* Given task
From the listing below, return each line that includes "JSON".

* Data provided
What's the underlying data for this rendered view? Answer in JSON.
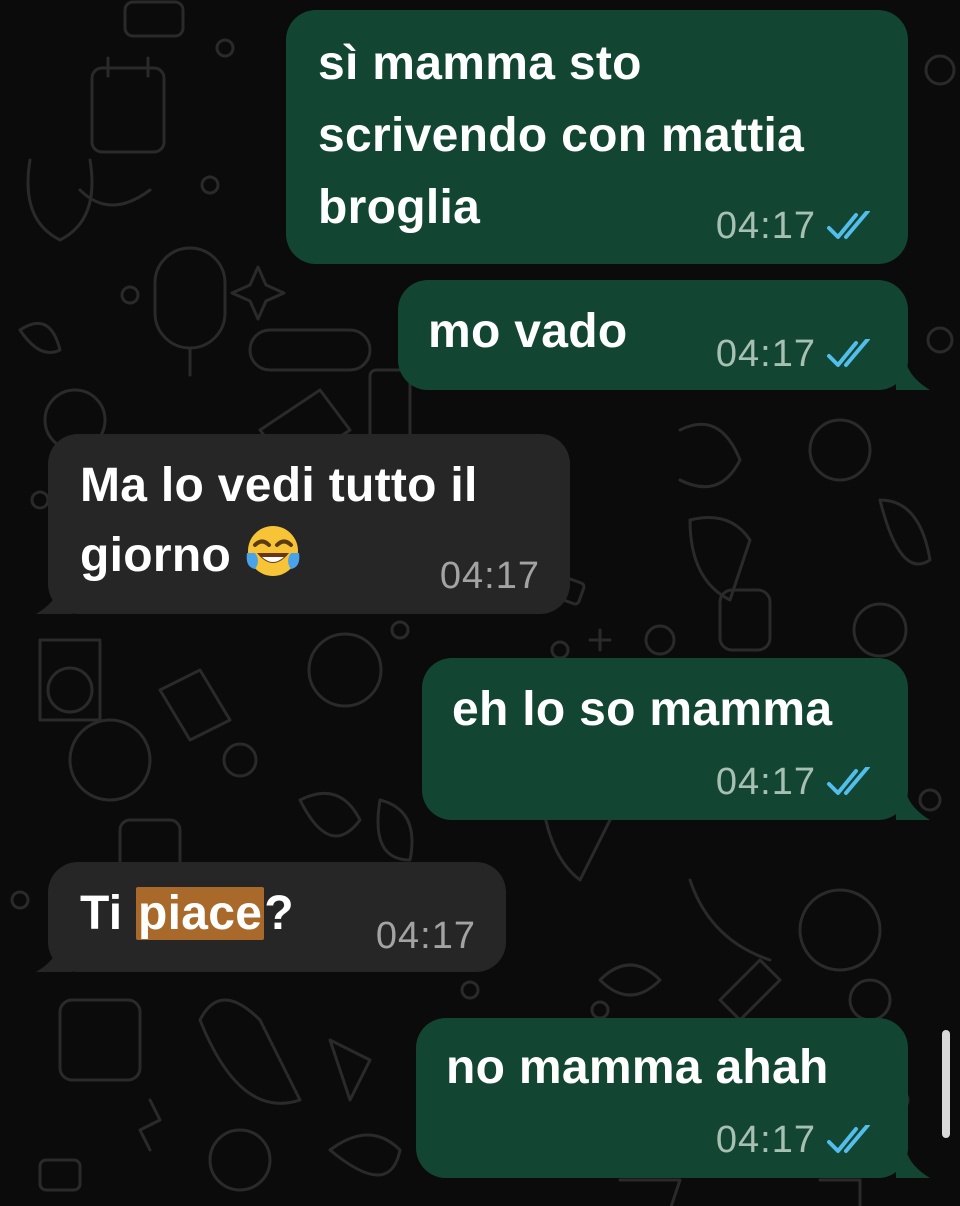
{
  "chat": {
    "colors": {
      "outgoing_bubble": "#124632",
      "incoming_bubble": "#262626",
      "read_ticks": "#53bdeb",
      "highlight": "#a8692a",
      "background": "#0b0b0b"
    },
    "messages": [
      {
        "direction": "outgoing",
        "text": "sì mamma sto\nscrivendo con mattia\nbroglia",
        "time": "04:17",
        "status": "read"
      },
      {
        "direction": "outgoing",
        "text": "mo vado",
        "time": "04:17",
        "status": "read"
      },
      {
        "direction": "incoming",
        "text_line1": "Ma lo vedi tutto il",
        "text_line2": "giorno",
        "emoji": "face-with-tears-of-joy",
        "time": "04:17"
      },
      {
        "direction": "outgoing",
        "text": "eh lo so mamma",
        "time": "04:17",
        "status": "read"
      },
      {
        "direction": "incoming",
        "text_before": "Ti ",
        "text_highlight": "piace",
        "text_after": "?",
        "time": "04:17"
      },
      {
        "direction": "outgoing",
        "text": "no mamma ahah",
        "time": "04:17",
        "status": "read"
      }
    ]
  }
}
...
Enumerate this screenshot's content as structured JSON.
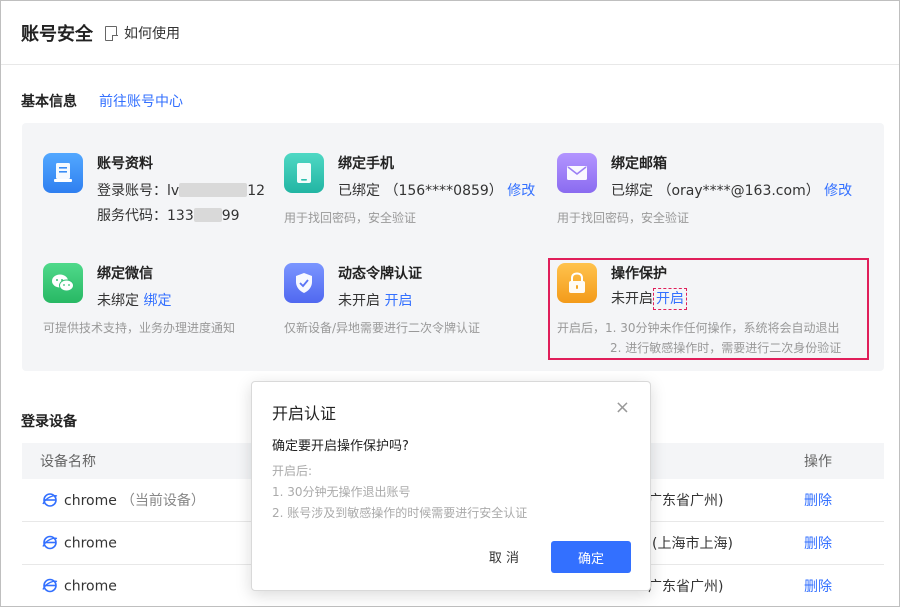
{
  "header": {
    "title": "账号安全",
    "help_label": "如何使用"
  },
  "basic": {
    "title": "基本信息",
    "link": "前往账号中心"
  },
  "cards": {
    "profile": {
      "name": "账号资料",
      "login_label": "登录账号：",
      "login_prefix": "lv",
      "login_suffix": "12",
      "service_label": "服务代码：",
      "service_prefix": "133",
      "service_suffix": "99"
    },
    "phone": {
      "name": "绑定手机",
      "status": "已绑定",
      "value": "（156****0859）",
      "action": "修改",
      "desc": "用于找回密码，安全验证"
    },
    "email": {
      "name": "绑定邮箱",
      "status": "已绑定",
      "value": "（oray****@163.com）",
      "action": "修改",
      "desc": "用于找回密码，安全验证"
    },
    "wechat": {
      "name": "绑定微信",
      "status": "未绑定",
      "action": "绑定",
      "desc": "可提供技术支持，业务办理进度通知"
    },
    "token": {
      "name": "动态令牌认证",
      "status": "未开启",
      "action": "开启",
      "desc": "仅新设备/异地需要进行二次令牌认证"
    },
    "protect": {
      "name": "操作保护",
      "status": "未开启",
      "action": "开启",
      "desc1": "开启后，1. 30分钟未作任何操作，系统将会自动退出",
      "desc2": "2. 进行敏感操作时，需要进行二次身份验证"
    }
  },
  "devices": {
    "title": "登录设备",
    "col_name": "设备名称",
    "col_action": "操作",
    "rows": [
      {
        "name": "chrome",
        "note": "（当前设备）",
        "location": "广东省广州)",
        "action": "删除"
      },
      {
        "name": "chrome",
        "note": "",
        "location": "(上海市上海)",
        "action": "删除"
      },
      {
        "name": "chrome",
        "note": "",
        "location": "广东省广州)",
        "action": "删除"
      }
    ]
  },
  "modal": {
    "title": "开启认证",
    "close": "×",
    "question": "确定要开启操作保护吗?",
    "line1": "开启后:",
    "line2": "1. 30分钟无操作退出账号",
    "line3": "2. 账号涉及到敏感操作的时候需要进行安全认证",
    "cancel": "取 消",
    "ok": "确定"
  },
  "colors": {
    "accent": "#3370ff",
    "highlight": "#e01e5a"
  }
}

* Worked solution
What's the underlying data for this rendered view? Answer in JSON.
Enumerate this screenshot's content as structured JSON.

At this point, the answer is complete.